Write out every line of the material as it stands, apart from the pictures.

Dataset entries on figures:
################

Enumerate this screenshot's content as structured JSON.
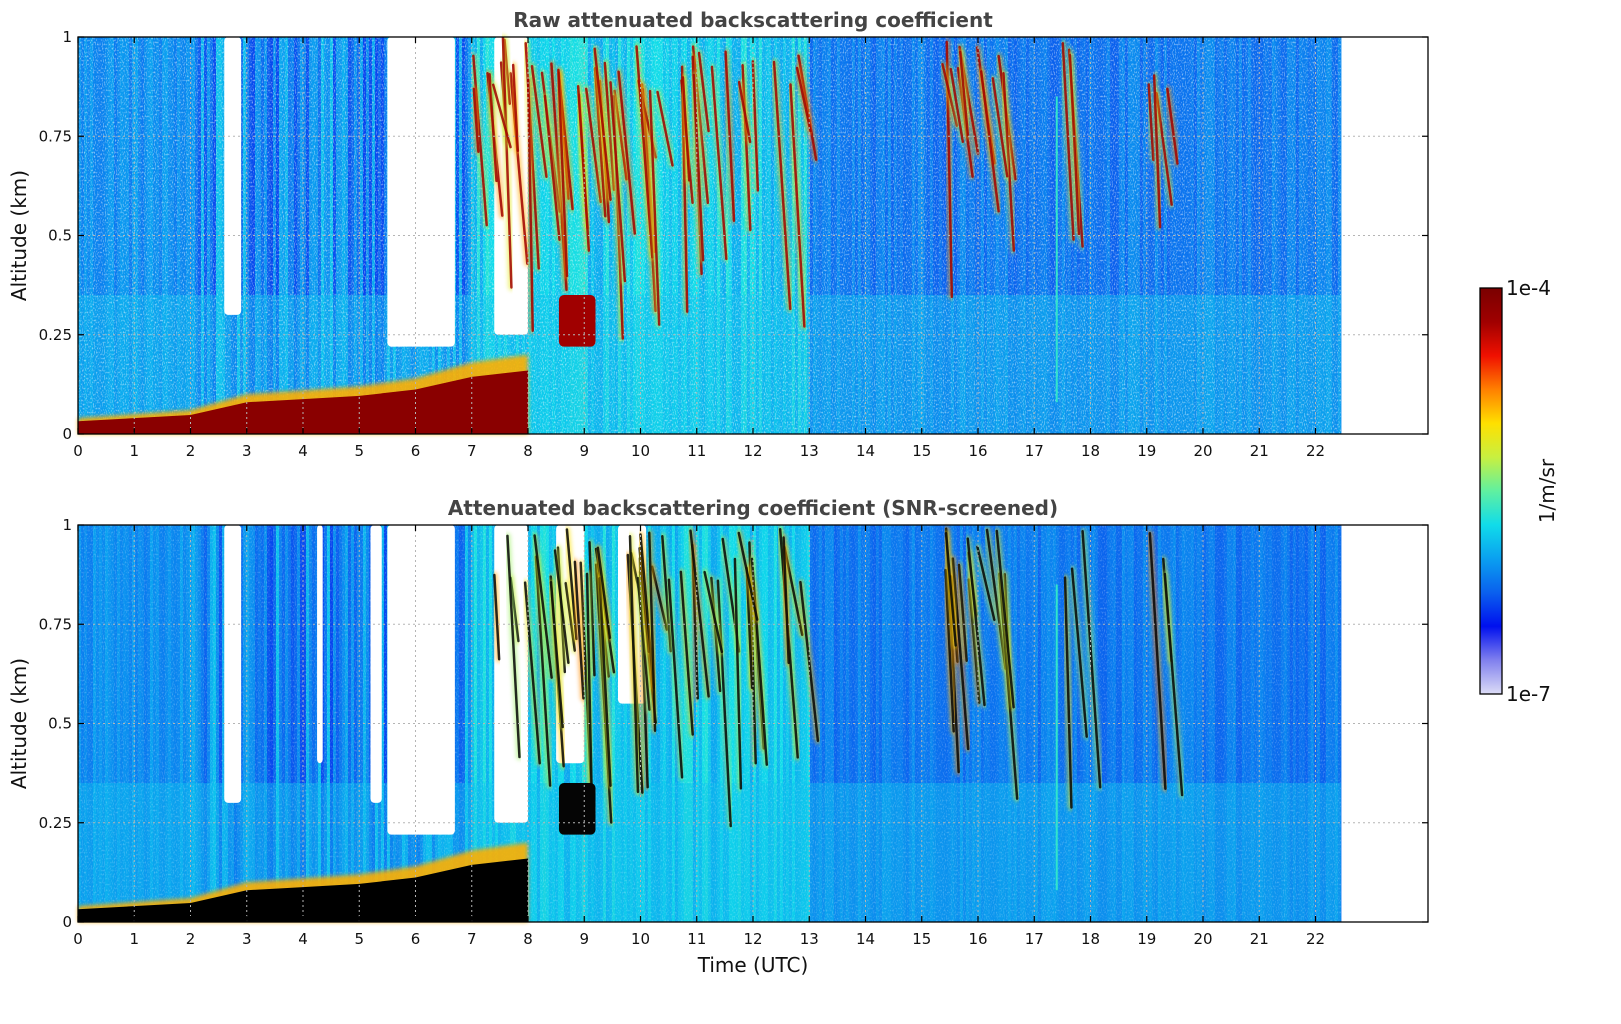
{
  "chart_data": [
    {
      "type": "heatmap",
      "title": "Raw attenuated backscattering coefficient",
      "xlabel": "",
      "ylabel": "Altitude (km)",
      "xlim": [
        0,
        24
      ],
      "ylim": [
        0,
        1
      ],
      "x_ticks": [
        "0",
        "1",
        "2",
        "3",
        "4",
        "5",
        "6",
        "7",
        "8",
        "9",
        "10",
        "11",
        "12",
        "13",
        "14",
        "15",
        "16",
        "17",
        "18",
        "19",
        "20",
        "21",
        "22"
      ],
      "y_ticks": [
        "0",
        "0.25",
        "0.5",
        "0.75",
        "1"
      ],
      "data_time_range": [
        0,
        22.45
      ],
      "grid": true,
      "screened": false,
      "features": {
        "surface_layer_top_km": [
          [
            0,
            0.04
          ],
          [
            2,
            0.06
          ],
          [
            3,
            0.1
          ],
          [
            4,
            0.11
          ],
          [
            5,
            0.12
          ],
          [
            6,
            0.14
          ],
          [
            7,
            0.18
          ],
          [
            8,
            0.2
          ]
        ],
        "clear_gaps_utc": [
          [
            2.6,
            2.9
          ],
          [
            5.5,
            6.7
          ],
          [
            7.4,
            8.0
          ]
        ],
        "cloud_streaks_utc": [
          [
            7.0,
            13.0
          ],
          [
            15.3,
            16.5
          ],
          [
            17.5,
            18.0
          ],
          [
            19.0,
            19.4
          ]
        ]
      }
    },
    {
      "type": "heatmap",
      "title": "Attenuated backscattering coefficient (SNR-screened)",
      "xlabel": "Time (UTC)",
      "ylabel": "Altitude (km)",
      "xlim": [
        0,
        24
      ],
      "ylim": [
        0,
        1
      ],
      "x_ticks": [
        "0",
        "1",
        "2",
        "3",
        "4",
        "5",
        "6",
        "7",
        "8",
        "9",
        "10",
        "11",
        "12",
        "13",
        "14",
        "15",
        "16",
        "17",
        "18",
        "19",
        "20",
        "21",
        "22"
      ],
      "y_ticks": [
        "0",
        "0.25",
        "0.5",
        "0.75",
        "1"
      ],
      "data_time_range": [
        0,
        22.45
      ],
      "grid": true,
      "screened": true
    }
  ],
  "colorbar": {
    "min_label": "1e-7",
    "max_label": "1e-4",
    "unit_label": "1/m/sr",
    "colors": [
      "#dcdcf6",
      "#8080ee",
      "#0010ee",
      "#0a60ee",
      "#0aa0f0",
      "#10dcea",
      "#60f0a0",
      "#c8f040",
      "#ffe000",
      "#ff8000",
      "#f01000",
      "#a00000",
      "#7a0000"
    ]
  }
}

################

> _Result_
Enumerate this screenshot's content as structured JSON.
{
  "chart_data": [
    {
      "type": "heatmap",
      "title": "Raw attenuated backscattering coefficient",
      "xlabel": "",
      "ylabel": "Altitude (km)",
      "xlim": [
        0,
        24
      ],
      "ylim": [
        0,
        1
      ],
      "x_ticks": [
        "0",
        "1",
        "2",
        "3",
        "4",
        "5",
        "6",
        "7",
        "8",
        "9",
        "10",
        "11",
        "12",
        "13",
        "14",
        "15",
        "16",
        "17",
        "18",
        "19",
        "20",
        "21",
        "22"
      ],
      "y_ticks": [
        "0",
        "0.25",
        "0.5",
        "0.75",
        "1"
      ],
      "data_time_range": [
        0,
        22.45
      ],
      "grid": true,
      "screened": false,
      "features": {
        "surface_layer_top_km": [
          [
            0,
            0.04
          ],
          [
            2,
            0.06
          ],
          [
            3,
            0.1
          ],
          [
            4,
            0.11
          ],
          [
            5,
            0.12
          ],
          [
            6,
            0.14
          ],
          [
            7,
            0.18
          ],
          [
            8,
            0.2
          ]
        ],
        "clear_gaps_utc": [
          [
            2.6,
            2.9
          ],
          [
            5.5,
            6.7
          ],
          [
            7.4,
            8.0
          ]
        ],
        "cloud_streaks_utc": [
          [
            7.0,
            13.0
          ],
          [
            15.3,
            16.5
          ],
          [
            17.5,
            18.0
          ],
          [
            19.0,
            19.4
          ]
        ]
      }
    },
    {
      "type": "heatmap",
      "title": "Attenuated backscattering coefficient (SNR-screened)",
      "xlabel": "Time (UTC)",
      "ylabel": "Altitude (km)",
      "xlim": [
        0,
        24
      ],
      "ylim": [
        0,
        1
      ],
      "x_ticks": [
        "0",
        "1",
        "2",
        "3",
        "4",
        "5",
        "6",
        "7",
        "8",
        "9",
        "10",
        "11",
        "12",
        "13",
        "14",
        "15",
        "16",
        "17",
        "18",
        "19",
        "20",
        "21",
        "22"
      ],
      "y_ticks": [
        "0",
        "0.25",
        "0.5",
        "0.75",
        "1"
      ],
      "data_time_range": [
        0,
        22.45
      ],
      "grid": true,
      "screened": true
    }
  ],
  "colorbar": {
    "min_label": "1e-7",
    "max_label": "1e-4",
    "unit_label": "1/m/sr",
    "colors": [
      "#dcdcf6",
      "#8080ee",
      "#0010ee",
      "#0a60ee",
      "#0aa0f0",
      "#10dcea",
      "#60f0a0",
      "#c8f040",
      "#ffe000",
      "#ff8000",
      "#f01000",
      "#a00000",
      "#7a0000"
    ]
  }
}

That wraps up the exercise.